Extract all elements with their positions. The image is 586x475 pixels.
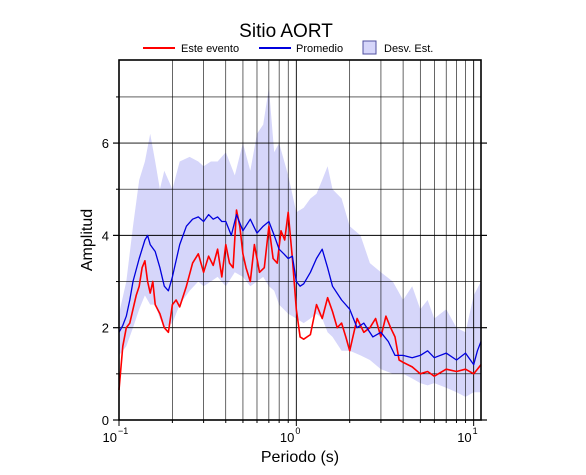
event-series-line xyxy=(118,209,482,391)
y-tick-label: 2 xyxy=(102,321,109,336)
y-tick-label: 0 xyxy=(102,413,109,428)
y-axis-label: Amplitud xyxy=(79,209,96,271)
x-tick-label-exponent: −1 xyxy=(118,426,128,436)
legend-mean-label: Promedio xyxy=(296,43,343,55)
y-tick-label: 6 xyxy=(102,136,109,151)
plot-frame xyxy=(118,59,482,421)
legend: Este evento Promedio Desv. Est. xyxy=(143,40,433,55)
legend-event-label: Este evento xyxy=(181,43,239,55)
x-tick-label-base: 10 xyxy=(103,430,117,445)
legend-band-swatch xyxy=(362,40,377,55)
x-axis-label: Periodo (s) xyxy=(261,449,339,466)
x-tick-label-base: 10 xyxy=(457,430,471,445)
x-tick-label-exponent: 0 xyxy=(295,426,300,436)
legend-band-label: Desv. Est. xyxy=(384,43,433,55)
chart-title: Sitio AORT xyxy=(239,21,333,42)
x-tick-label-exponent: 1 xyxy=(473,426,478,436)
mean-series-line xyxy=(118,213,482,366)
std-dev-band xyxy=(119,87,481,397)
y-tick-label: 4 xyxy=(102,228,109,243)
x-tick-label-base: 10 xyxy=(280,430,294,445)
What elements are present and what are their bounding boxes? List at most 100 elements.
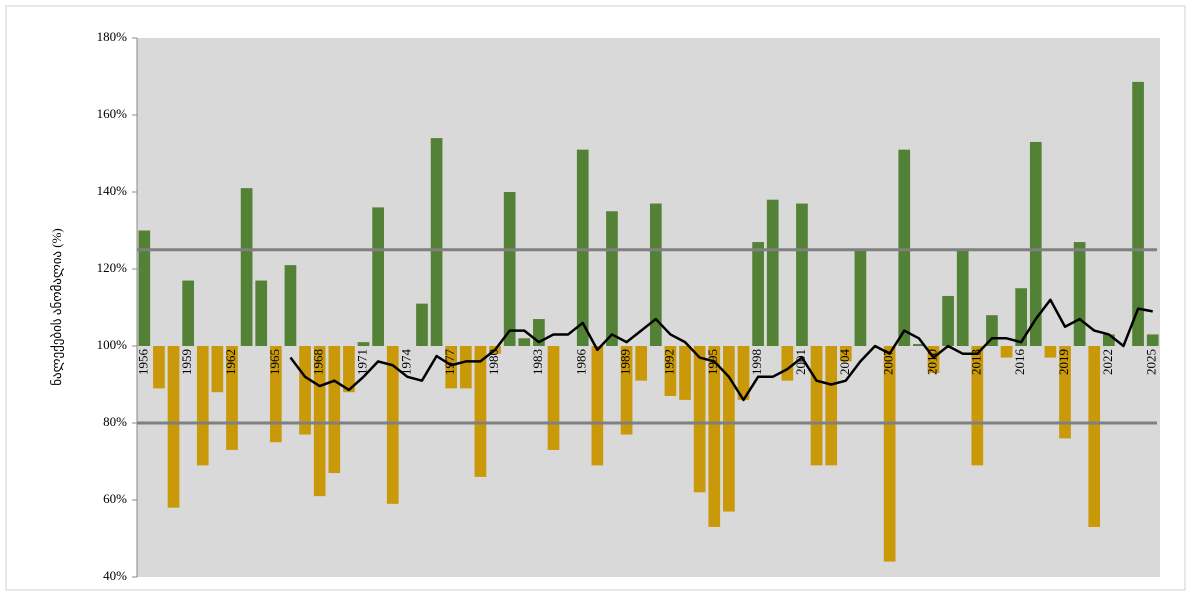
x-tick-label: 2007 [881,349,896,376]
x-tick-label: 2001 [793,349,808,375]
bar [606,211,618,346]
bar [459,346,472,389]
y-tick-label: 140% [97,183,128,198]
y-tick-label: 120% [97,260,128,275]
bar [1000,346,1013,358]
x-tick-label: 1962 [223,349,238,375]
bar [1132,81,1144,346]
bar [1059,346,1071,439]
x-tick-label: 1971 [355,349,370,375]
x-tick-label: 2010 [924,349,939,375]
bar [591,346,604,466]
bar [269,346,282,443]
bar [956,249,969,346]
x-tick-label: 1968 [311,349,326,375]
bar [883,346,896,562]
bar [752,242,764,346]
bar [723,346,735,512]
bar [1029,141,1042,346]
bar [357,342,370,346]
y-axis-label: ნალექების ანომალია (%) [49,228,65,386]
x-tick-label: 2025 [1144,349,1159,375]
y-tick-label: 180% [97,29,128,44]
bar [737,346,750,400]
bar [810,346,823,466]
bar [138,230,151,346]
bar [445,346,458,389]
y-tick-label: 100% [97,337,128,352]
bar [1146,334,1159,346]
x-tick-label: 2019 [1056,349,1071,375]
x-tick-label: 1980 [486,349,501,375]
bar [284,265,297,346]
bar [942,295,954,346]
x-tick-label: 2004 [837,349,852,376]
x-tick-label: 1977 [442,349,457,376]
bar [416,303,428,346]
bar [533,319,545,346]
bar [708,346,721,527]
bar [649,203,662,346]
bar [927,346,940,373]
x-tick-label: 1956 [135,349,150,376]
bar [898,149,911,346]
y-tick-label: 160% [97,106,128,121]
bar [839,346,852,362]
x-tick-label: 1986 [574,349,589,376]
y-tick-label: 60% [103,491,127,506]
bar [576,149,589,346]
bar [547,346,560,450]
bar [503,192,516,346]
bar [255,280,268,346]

▶ Stated problem
Turn the lines starting at "x-tick-label: 2007 [881,349,896,376]" and ending at "bar [956,249,969,346]" into a numbered list, leaving out any blank lines.

▶ Output of the exercise
1. x-tick-label: 2007 [881,349,896,376]
2. x-tick-label: 2001 [793,349,808,375]
3. bar [606,211,618,346]
4. bar [459,346,472,389]
5. y-tick-label: 140% [97,183,128,198]
6. y-tick-label: 120% [97,260,128,275]
7. bar [1000,346,1013,358]
8. x-tick-label: 1962 [223,349,238,375]
9. bar [1132,81,1144,346]
10. bar [1059,346,1071,439]
11. x-tick-label: 1971 [355,349,370,375]
12. x-tick-label: 2010 [924,349,939,375]
13. bar [591,346,604,466]
14. bar [269,346,282,443]
15. bar [956,249,969,346]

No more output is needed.